━━━━━ RECORDS FOR THE EXERCISE

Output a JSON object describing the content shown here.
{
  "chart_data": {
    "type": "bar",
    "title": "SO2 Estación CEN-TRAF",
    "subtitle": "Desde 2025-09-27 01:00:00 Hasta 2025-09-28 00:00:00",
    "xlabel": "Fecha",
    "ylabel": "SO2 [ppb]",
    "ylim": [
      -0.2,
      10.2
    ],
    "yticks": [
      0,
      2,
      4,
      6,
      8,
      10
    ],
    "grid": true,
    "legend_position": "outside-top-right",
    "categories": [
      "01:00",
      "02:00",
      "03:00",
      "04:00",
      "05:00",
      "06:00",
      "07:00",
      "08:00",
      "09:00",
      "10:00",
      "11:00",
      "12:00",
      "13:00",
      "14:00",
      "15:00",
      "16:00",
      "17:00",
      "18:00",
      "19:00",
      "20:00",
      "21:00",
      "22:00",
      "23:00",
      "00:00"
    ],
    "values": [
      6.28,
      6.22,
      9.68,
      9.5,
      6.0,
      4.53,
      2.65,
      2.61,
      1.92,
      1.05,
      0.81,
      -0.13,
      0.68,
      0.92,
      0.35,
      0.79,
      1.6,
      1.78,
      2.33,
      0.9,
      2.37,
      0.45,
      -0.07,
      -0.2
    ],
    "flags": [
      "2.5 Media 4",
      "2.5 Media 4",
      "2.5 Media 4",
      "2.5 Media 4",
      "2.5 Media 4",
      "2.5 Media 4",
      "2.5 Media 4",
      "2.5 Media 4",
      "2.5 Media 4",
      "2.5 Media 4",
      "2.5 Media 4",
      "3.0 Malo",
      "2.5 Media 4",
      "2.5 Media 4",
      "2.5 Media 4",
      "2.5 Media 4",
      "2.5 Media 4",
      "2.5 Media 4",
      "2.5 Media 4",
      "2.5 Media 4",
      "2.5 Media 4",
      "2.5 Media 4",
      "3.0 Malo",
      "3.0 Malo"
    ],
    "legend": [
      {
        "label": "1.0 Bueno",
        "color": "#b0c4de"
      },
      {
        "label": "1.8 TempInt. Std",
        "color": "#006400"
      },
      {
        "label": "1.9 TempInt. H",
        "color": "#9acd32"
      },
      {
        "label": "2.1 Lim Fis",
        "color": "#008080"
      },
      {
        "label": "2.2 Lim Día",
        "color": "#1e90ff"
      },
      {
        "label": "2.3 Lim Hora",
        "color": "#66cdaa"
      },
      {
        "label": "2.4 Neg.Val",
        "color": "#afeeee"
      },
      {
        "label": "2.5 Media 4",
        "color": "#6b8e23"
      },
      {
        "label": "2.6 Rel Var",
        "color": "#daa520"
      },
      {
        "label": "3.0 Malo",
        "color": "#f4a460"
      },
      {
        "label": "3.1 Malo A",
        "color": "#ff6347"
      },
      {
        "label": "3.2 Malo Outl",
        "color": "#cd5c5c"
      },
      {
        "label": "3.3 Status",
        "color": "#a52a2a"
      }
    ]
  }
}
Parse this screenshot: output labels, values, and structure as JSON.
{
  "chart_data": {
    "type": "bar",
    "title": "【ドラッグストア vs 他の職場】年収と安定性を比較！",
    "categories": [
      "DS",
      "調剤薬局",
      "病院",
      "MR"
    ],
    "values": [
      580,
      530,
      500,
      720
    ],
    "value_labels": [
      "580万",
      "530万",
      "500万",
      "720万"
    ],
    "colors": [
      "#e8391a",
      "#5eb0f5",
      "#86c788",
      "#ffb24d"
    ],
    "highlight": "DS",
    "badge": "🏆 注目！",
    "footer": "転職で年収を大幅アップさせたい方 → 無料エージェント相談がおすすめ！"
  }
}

━━━━━━━━━━

Quote each line of the data above exactly as written.

Output a JSON object describing the content shown here.
{
  "chart_data": {
    "type": "bar",
    "title": "SO2 Estación CEN-TRAF",
    "subtitle": "Desde 2025-09-27 01:00:00 Hasta 2025-09-28 00:00:00",
    "xlabel": "Fecha",
    "ylabel": "SO2 [ppb]",
    "ylim": [
      -0.2,
      10.2
    ],
    "yticks": [
      0,
      2,
      4,
      6,
      8,
      10
    ],
    "grid": true,
    "legend_position": "outside-top-right",
    "categories": [
      "01:00",
      "02:00",
      "03:00",
      "04:00",
      "05:00",
      "06:00",
      "07:00",
      "08:00",
      "09:00",
      "10:00",
      "11:00",
      "12:00",
      "13:00",
      "14:00",
      "15:00",
      "16:00",
      "17:00",
      "18:00",
      "19:00",
      "20:00",
      "21:00",
      "22:00",
      "23:00",
      "00:00"
    ],
    "values": [
      6.28,
      6.22,
      9.68,
      9.5,
      6.0,
      4.53,
      2.65,
      2.61,
      1.92,
      1.05,
      0.81,
      -0.13,
      0.68,
      0.92,
      0.35,
      0.79,
      1.6,
      1.78,
      2.33,
      0.9,
      2.37,
      0.45,
      -0.07,
      -0.2
    ],
    "flags": [
      "2.5 Media 4",
      "2.5 Media 4",
      "2.5 Media 4",
      "2.5 Media 4",
      "2.5 Media 4",
      "2.5 Media 4",
      "2.5 Media 4",
      "2.5 Media 4",
      "2.5 Media 4",
      "2.5 Media 4",
      "2.5 Media 4",
      "3.0 Malo",
      "2.5 Media 4",
      "2.5 Media 4",
      "2.5 Media 4",
      "2.5 Media 4",
      "2.5 Media 4",
      "2.5 Media 4",
      "2.5 Media 4",
      "2.5 Media 4",
      "2.5 Media 4",
      "2.5 Media 4",
      "3.0 Malo",
      "3.0 Malo"
    ],
    "legend": [
      {
        "label": "1.0 Bueno",
        "color": "#b0c4de"
      },
      {
        "label": "1.8 TempInt. Std",
        "color": "#006400"
      },
      {
        "label": "1.9 TempInt. H",
        "color": "#9acd32"
      },
      {
        "label": "2.1 Lim Fis",
        "color": "#008080"
      },
      {
        "label": "2.2 Lim Día",
        "color": "#1e90ff"
      },
      {
        "label": "2.3 Lim Hora",
        "color": "#66cdaa"
      },
      {
        "label": "2.4 Neg.Val",
        "color": "#afeeee"
      },
      {
        "label": "2.5 Media 4",
        "color": "#6b8e23"
      },
      {
        "label": "2.6 Rel Var",
        "color": "#daa520"
      },
      {
        "label": "3.0 Malo",
        "color": "#f4a460"
      },
      {
        "label": "3.1 Malo A",
        "color": "#ff6347"
      },
      {
        "label": "3.2 Malo Outl",
        "color": "#cd5c5c"
      },
      {
        "label": "3.3 Status",
        "color": "#a52a2a"
      }
    ]
  }
}
Parse this screenshot: output labels, values, and structure as JSON.
{
  "chart_data": {
    "type": "bar",
    "title": "【ドラッグストア vs 他の職場】年収と安定性を比較！",
    "categories": [
      "DS",
      "調剤薬局",
      "病院",
      "MR"
    ],
    "values": [
      580,
      530,
      500,
      720
    ],
    "value_labels": [
      "580万",
      "530万",
      "500万",
      "720万"
    ],
    "colors": [
      "#e8391a",
      "#5eb0f5",
      "#86c788",
      "#ffb24d"
    ],
    "highlight": "DS",
    "badge": "🏆 注目！",
    "footer": "転職で年収を大幅アップさせたい方 → 無料エージェント相談がおすすめ！"
  }
}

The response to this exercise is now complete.